━━ Listed entries ━━

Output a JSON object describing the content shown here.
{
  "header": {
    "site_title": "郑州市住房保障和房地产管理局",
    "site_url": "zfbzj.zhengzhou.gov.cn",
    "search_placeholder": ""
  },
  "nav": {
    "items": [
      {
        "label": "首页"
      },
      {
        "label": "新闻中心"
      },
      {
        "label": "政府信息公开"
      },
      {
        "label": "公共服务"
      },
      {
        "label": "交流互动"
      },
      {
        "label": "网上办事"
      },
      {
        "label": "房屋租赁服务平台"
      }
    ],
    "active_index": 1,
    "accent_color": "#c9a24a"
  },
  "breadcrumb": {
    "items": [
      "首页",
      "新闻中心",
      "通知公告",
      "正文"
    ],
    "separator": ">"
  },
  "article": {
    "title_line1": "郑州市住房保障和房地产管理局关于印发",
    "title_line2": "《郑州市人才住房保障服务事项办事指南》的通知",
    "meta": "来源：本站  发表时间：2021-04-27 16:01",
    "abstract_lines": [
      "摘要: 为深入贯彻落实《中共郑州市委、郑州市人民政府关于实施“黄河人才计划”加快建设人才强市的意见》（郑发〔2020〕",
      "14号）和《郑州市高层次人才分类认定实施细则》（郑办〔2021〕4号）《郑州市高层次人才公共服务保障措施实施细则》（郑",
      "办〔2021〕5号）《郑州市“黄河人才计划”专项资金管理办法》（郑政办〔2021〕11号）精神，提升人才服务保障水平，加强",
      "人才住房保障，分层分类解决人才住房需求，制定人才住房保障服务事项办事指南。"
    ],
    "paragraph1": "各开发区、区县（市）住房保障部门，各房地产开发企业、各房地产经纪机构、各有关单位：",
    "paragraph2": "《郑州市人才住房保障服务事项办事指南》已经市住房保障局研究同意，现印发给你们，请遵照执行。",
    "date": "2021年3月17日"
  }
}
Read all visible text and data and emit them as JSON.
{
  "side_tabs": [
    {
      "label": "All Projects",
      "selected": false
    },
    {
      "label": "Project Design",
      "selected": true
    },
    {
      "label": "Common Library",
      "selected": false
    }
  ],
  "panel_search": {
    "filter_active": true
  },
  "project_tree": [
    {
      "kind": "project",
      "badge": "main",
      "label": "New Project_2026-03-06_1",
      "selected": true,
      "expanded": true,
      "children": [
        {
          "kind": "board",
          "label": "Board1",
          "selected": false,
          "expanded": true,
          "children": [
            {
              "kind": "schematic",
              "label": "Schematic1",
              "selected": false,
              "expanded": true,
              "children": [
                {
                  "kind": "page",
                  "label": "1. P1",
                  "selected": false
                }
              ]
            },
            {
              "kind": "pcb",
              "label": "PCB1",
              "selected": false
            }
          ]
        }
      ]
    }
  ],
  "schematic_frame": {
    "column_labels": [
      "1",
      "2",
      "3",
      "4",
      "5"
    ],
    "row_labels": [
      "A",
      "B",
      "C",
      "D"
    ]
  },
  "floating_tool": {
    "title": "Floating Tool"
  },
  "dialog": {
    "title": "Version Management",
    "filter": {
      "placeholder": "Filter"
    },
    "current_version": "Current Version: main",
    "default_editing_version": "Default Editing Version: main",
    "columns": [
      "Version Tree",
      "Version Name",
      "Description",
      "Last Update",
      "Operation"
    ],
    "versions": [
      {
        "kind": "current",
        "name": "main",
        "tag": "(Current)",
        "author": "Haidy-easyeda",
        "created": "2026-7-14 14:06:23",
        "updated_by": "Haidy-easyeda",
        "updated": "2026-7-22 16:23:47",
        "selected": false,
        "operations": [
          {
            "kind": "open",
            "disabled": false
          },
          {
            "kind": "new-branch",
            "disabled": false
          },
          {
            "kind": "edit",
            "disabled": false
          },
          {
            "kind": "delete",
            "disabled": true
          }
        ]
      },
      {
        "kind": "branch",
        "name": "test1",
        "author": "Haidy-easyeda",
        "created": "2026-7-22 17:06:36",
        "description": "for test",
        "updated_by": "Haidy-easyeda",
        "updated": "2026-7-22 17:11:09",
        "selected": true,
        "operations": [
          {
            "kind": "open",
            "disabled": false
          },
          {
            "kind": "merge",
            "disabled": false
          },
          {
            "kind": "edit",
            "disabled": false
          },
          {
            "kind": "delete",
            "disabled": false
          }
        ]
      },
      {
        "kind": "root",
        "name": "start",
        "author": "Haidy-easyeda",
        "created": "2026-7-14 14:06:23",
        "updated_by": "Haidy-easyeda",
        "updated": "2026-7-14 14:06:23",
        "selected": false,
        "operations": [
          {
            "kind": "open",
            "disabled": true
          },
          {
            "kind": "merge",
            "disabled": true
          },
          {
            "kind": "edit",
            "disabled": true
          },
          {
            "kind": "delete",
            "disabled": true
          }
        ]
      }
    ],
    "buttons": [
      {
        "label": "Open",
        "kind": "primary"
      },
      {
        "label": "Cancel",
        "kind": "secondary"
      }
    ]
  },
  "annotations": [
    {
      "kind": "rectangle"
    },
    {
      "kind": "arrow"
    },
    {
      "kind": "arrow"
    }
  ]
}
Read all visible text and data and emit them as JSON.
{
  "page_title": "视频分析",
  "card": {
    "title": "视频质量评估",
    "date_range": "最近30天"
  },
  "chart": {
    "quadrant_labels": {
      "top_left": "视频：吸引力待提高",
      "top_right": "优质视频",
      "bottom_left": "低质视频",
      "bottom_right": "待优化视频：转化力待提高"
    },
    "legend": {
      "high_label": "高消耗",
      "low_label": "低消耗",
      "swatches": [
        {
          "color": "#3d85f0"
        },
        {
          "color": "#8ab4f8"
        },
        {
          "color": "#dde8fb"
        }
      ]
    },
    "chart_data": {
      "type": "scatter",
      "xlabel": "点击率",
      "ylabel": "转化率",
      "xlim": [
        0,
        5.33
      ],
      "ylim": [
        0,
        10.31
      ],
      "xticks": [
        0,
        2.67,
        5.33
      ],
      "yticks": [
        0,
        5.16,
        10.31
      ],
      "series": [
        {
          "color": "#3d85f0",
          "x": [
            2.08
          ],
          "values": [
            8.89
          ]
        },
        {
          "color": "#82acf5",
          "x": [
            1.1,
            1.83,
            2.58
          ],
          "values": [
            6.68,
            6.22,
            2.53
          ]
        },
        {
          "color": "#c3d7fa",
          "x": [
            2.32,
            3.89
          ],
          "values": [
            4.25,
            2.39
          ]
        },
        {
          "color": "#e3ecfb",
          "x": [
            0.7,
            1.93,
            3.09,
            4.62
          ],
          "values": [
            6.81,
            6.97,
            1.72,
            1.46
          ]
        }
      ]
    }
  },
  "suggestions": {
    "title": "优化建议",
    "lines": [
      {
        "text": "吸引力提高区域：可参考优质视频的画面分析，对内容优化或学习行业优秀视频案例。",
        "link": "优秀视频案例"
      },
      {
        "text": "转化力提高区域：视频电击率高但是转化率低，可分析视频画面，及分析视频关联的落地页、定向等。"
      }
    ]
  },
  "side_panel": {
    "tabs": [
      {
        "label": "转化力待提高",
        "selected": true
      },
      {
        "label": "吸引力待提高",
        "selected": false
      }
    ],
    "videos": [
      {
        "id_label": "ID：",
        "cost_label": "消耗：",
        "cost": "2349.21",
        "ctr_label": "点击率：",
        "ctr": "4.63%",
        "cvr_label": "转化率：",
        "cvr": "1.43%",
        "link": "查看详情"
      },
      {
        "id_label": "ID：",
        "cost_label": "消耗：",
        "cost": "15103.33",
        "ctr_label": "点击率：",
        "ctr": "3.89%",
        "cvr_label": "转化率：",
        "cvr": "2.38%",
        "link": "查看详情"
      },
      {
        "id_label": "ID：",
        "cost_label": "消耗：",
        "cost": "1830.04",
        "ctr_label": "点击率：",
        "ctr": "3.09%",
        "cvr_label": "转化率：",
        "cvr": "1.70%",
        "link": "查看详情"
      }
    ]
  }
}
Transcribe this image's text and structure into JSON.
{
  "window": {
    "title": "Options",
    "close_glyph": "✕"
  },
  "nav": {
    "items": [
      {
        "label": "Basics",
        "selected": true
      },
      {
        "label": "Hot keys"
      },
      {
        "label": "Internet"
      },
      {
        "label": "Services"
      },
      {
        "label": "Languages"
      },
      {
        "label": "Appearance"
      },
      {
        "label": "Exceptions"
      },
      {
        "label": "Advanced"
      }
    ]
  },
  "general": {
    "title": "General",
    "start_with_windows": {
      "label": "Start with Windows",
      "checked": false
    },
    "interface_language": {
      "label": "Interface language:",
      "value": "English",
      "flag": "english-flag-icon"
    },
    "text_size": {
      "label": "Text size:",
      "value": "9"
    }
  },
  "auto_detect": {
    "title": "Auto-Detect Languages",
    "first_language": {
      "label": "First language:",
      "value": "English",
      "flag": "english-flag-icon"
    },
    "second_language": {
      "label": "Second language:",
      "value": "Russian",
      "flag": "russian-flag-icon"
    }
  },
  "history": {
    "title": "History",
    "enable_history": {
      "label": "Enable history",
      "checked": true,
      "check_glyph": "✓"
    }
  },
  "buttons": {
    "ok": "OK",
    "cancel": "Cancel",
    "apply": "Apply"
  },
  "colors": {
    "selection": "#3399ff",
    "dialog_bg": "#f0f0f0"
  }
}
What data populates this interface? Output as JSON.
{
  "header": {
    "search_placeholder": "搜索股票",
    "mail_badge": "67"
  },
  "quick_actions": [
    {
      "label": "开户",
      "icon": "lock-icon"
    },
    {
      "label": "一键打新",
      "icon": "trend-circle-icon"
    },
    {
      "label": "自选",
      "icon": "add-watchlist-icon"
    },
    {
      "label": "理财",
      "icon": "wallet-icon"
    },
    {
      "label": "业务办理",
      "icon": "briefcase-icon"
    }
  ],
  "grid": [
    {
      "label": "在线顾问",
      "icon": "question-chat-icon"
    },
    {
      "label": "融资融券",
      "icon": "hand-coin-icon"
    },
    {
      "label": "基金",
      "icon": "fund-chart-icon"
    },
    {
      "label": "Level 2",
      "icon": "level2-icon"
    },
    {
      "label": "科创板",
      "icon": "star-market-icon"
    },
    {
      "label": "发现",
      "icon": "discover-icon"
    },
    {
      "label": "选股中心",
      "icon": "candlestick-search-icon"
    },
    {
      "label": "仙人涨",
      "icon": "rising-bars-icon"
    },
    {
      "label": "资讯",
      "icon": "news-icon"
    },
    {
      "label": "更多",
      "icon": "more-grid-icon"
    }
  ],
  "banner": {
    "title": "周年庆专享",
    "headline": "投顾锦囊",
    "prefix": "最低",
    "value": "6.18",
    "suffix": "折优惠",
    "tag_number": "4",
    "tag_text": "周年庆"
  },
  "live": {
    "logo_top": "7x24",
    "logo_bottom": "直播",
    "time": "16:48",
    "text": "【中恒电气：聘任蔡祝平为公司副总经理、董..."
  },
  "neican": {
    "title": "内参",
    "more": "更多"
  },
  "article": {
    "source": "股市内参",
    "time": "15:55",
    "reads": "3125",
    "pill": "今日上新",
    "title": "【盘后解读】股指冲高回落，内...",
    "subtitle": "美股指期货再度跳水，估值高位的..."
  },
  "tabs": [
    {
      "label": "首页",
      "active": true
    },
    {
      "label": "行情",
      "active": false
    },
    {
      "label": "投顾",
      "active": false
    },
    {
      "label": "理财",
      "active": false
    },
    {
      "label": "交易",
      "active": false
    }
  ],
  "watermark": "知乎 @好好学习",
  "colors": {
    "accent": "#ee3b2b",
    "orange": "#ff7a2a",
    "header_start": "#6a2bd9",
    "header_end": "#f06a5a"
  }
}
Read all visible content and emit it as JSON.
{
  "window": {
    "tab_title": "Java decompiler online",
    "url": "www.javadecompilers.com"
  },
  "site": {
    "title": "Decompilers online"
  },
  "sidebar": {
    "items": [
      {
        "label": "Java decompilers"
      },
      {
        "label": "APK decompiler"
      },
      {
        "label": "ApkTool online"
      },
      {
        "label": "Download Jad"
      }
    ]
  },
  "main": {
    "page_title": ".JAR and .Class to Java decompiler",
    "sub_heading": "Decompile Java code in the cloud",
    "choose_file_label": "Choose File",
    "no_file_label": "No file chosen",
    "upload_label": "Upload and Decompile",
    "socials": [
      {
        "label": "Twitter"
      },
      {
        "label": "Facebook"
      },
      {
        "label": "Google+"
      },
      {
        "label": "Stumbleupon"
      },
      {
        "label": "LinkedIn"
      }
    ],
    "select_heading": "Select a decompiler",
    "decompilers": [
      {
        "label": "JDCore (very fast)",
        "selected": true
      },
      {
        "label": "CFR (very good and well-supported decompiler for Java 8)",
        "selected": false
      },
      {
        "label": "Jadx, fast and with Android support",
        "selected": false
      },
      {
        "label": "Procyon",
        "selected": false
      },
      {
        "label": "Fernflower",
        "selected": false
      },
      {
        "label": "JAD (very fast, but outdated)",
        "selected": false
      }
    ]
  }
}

━━━

[What is expected] Reproduce, word for word, only the lines from the one that contains "Read all visible content and emit it as JSON." through the final line.

[Exercise output]
Read all visible content and emit it as JSON.
{
  "window": {
    "tab_title": "Java decompiler online",
    "url": "www.javadecompilers.com"
  },
  "site": {
    "title": "Decompilers online"
  },
  "sidebar": {
    "items": [
      {
        "label": "Java decompilers"
      },
      {
        "label": "APK decompiler"
      },
      {
        "label": "ApkTool online"
      },
      {
        "label": "Download Jad"
      }
    ]
  },
  "main": {
    "page_title": ".JAR and .Class to Java decompiler",
    "sub_heading": "Decompile Java code in the cloud",
    "choose_file_label": "Choose File",
    "no_file_label": "No file chosen",
    "upload_label": "Upload and Decompile",
    "socials": [
      {
        "label": "Twitter"
      },
      {
        "label": "Facebook"
      },
      {
        "label": "Google+"
      },
      {
        "label": "Stumbleupon"
      },
      {
        "label": "LinkedIn"
      }
    ],
    "select_heading": "Select a decompiler",
    "decompilers": [
      {
        "label": "JDCore (very fast)",
        "selected": true
      },
      {
        "label": "CFR (very good and well-supported decompiler for Java 8)",
        "selected": false
      },
      {
        "label": "Jadx, fast and with Android support",
        "selected": false
      },
      {
        "label": "Procyon",
        "selected": false
      },
      {
        "label": "Fernflower",
        "selected": false
      },
      {
        "label": "JAD (very fast, but outdated)",
        "selected": false
      }
    ]
  }
}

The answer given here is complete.